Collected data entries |
*****
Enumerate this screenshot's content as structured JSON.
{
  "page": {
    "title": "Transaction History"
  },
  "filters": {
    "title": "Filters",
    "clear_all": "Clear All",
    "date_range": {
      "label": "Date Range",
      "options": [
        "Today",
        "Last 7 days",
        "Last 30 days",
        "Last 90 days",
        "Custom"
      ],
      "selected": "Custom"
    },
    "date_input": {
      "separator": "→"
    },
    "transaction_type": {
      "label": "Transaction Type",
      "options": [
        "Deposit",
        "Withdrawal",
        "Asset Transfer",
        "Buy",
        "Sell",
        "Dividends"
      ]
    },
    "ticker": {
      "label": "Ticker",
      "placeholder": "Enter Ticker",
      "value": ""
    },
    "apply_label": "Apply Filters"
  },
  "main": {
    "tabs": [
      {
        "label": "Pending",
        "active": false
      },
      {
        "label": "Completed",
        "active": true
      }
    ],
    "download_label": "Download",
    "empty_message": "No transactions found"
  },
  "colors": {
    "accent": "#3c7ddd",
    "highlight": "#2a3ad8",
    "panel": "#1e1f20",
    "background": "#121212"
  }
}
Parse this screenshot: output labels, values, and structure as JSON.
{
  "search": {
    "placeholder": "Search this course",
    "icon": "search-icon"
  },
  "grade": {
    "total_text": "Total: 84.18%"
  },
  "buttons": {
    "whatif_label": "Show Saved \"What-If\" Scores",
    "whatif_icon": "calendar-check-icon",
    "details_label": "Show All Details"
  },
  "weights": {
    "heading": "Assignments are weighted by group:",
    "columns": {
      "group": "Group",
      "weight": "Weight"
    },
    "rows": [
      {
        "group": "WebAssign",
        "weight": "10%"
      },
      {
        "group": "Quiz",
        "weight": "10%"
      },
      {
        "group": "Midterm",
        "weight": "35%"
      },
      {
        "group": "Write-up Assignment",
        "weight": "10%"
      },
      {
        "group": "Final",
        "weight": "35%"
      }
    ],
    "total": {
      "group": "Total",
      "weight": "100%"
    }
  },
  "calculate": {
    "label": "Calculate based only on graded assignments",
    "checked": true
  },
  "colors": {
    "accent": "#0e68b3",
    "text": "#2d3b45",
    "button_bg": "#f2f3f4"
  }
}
*****
Given request |
List the lines that contain the word "JSON".

Answer in full |
Enumerate this screenshot's content as structured JSON.
Parse this screenshot: output labels, values, and structure as JSON.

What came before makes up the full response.